PROBLEM STATEMENT
Each entry below should be echoed exactly, with pictures omitted.

THE RECORDS

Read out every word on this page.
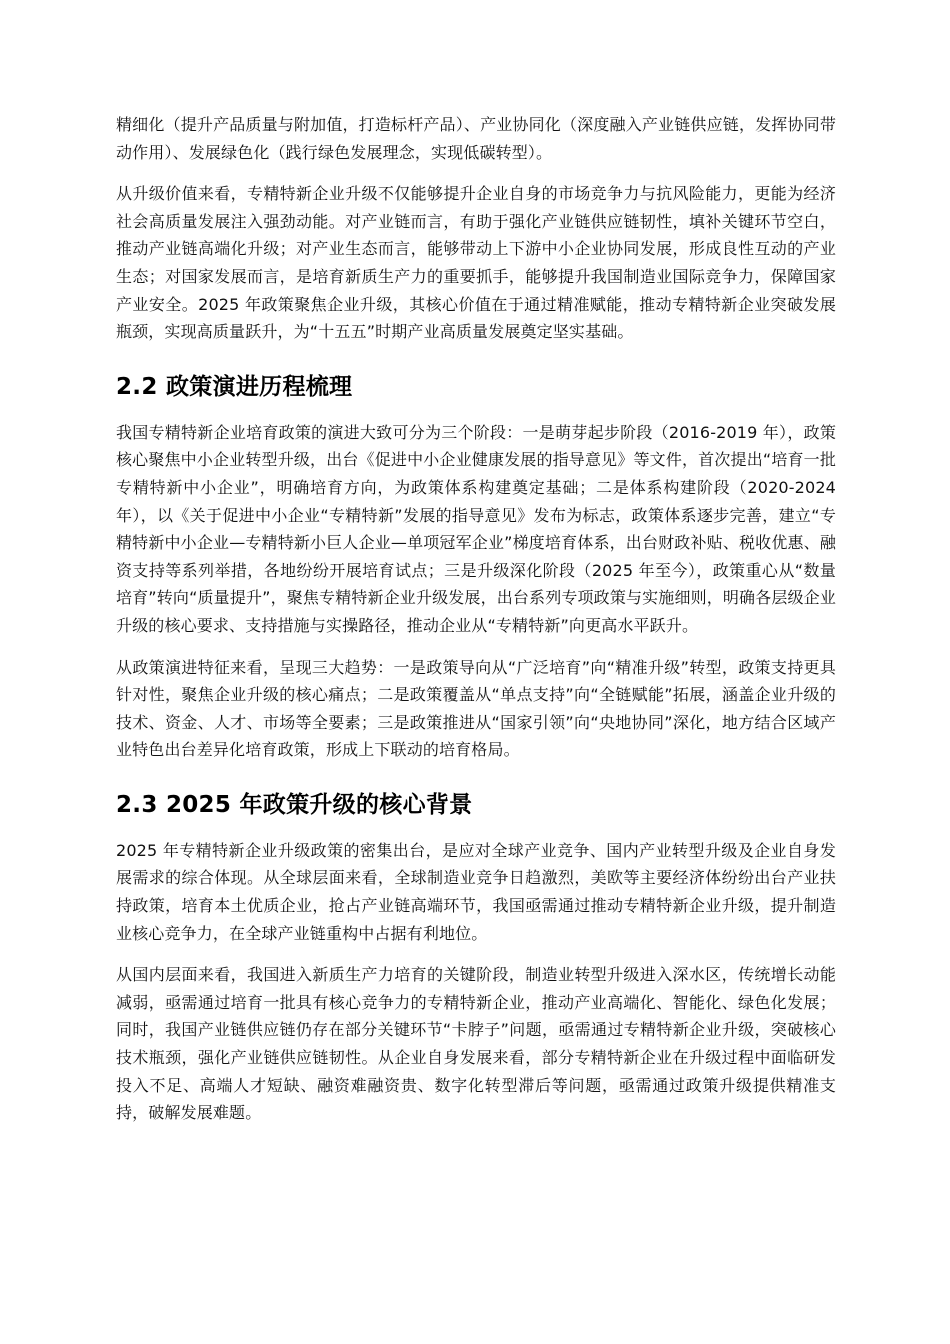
精细化（提升产品质量与附加值，打造标杆产品）、产业协同化（深度融入产业链供应链，发挥协同带动作用）、发展绿色化（践行绿色发展理念，实现低碳转型）。

从升级价值来看，专精特新企业升级不仅能够提升企业自身的市场竞争力与抗风险能力，更能为经济社会高质量发展注入强劲动能。对产业链而言，有助于强化产业链供应链韧性，填补关键环节空白，推动产业链高端化升级；对产业生态而言，能够带动上下游中小企业协同发展，形成良性互动的产业生态；对国家发展而言，是培育新质生产力的重要抓手，能够提升我国制造业国际竞争力，保障国家产业安全。2025 年政策聚焦企业升级，其核心价值在于通过精准赋能，推动专精特新企业突破发展瓶颈，实现高质量跃升，为“十五五”时期产业高质量发展奠定坚实基础。

2.2 政策演进历程梳理

我国专精特新企业培育政策的演进大致可分为三个阶段：一是萌芽起步阶段（2016-2019 年），政策核心聚焦中小企业转型升级，出台《促进中小企业健康发展的指导意见》等文件，首次提出“培育一批专精特新中小企业”，明确培育方向，为政策体系构建奠定基础；二是体系构建阶段（2020-2024 年），以《关于促进中小企业“专精特新”发展的指导意见》发布为标志，政策体系逐步完善，建立“专精特新中小企业—专精特新小巨人企业—单项冠军企业”梯度培育体系，出台财政补贴、税收优惠、融资支持等系列举措，各地纷纷开展培育试点；三是升级深化阶段（2025 年至今），政策重心从“数量培育”转向“质量提升”，聚焦专精特新企业升级发展，出台系列专项政策与实施细则，明确各层级企业升级的核心要求、支持措施与实操路径，推动企业从“专精特新”向更高水平跃升。

从政策演进特征来看，呈现三大趋势：一是政策导向从“广泛培育”向“精准升级”转型，政策支持更具针对性，聚焦企业升级的核心痛点；二是政策覆盖从“单点支持”向“全链赋能”拓展，涵盖企业升级的技术、资金、人才、市场等全要素；三是政策推进从“国家引领”向“央地协同”深化，地方结合区域产业特色出台差异化培育政策，形成上下联动的培育格局。

2.3 2025 年政策升级的核心背景

2025 年专精特新企业升级政策的密集出台，是应对全球产业竞争、国内产业转型升级及企业自身发展需求的综合体现。从全球层面来看，全球制造业竞争日趋激烈，美欧等主要经济体纷纷出台产业扶持政策，培育本土优质企业，抢占产业链高端环节，我国亟需通过推动专精特新企业升级，提升制造业核心竞争力，在全球产业链重构中占据有利地位。

从国内层面来看，我国进入新质生产力培育的关键阶段，制造业转型升级进入深水区，传统增长动能减弱，亟需通过培育一批具有核心竞争力的专精特新企业，推动产业高端化、智能化、绿色化发展；同时，我国产业链供应链仍存在部分关键环节“卡脖子”问题，亟需通过专精特新企业升级，突破核心技术瓶颈，强化产业链供应链韧性。从企业自身发展来看，部分专精特新企业在升级过程中面临研发投入不足、高端人才短缺、融资难融资贵、数字化转型滞后等问题，亟需通过政策升级提供精准支持，破解发展难题。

TASK SOLUTION
Read out every word on this page.
精细化（提升产品质量与附加值，打造标杆产品）、产业协同化（深度融入产业链供应链，发挥协同带动作用）、发展绿色化（践行绿色发展理念，实现低碳转型）。

从升级价值来看，专精特新企业升级不仅能够提升企业自身的市场竞争力与抗风险能力，更能为经济社会高质量发展注入强劲动能。对产业链而言，有助于强化产业链供应链韧性，填补关键环节空白，推动产业链高端化升级；对产业生态而言，能够带动上下游中小企业协同发展，形成良性互动的产业生态；对国家发展而言，是培育新质生产力的重要抓手，能够提升我国制造业国际竞争力，保障国家产业安全。2025 年政策聚焦企业升级，其核心价值在于通过精准赋能，推动专精特新企业突破发展瓶颈，实现高质量跃升，为“十五五”时期产业高质量发展奠定坚实基础。

2.2 政策演进历程梳理

我国专精特新企业培育政策的演进大致可分为三个阶段：一是萌芽起步阶段（2016-2019 年），政策核心聚焦中小企业转型升级，出台《促进中小企业健康发展的指导意见》等文件，首次提出“培育一批专精特新中小企业”，明确培育方向，为政策体系构建奠定基础；二是体系构建阶段（2020-2024 年），以《关于促进中小企业“专精特新”发展的指导意见》发布为标志，政策体系逐步完善，建立“专精特新中小企业—专精特新小巨人企业—单项冠军企业”梯度培育体系，出台财政补贴、税收优惠、融资支持等系列举措，各地纷纷开展培育试点；三是升级深化阶段（2025 年至今），政策重心从“数量培育”转向“质量提升”，聚焦专精特新企业升级发展，出台系列专项政策与实施细则，明确各层级企业升级的核心要求、支持措施与实操路径，推动企业从“专精特新”向更高水平跃升。

从政策演进特征来看，呈现三大趋势：一是政策导向从“广泛培育”向“精准升级”转型，政策支持更具针对性，聚焦企业升级的核心痛点；二是政策覆盖从“单点支持”向“全链赋能”拓展，涵盖企业升级的技术、资金、人才、市场等全要素；三是政策推进从“国家引领”向“央地协同”深化，地方结合区域产业特色出台差异化培育政策，形成上下联动的培育格局。

2.3 2025 年政策升级的核心背景

2025 年专精特新企业升级政策的密集出台，是应对全球产业竞争、国内产业转型升级及企业自身发展需求的综合体现。从全球层面来看，全球制造业竞争日趋激烈，美欧等主要经济体纷纷出台产业扶持政策，培育本土优质企业，抢占产业链高端环节，我国亟需通过推动专精特新企业升级，提升制造业核心竞争力，在全球产业链重构中占据有利地位。

从国内层面来看，我国进入新质生产力培育的关键阶段，制造业转型升级进入深水区，传统增长动能减弱，亟需通过培育一批具有核心竞争力的专精特新企业，推动产业高端化、智能化、绿色化发展；同时，我国产业链供应链仍存在部分关键环节“卡脖子”问题，亟需通过专精特新企业升级，突破核心技术瓶颈，强化产业链供应链韧性。从企业自身发展来看，部分专精特新企业在升级过程中面临研发投入不足、高端人才短缺、融资难融资贵、数字化转型滞后等问题，亟需通过政策升级提供精准支持，破解发展难题。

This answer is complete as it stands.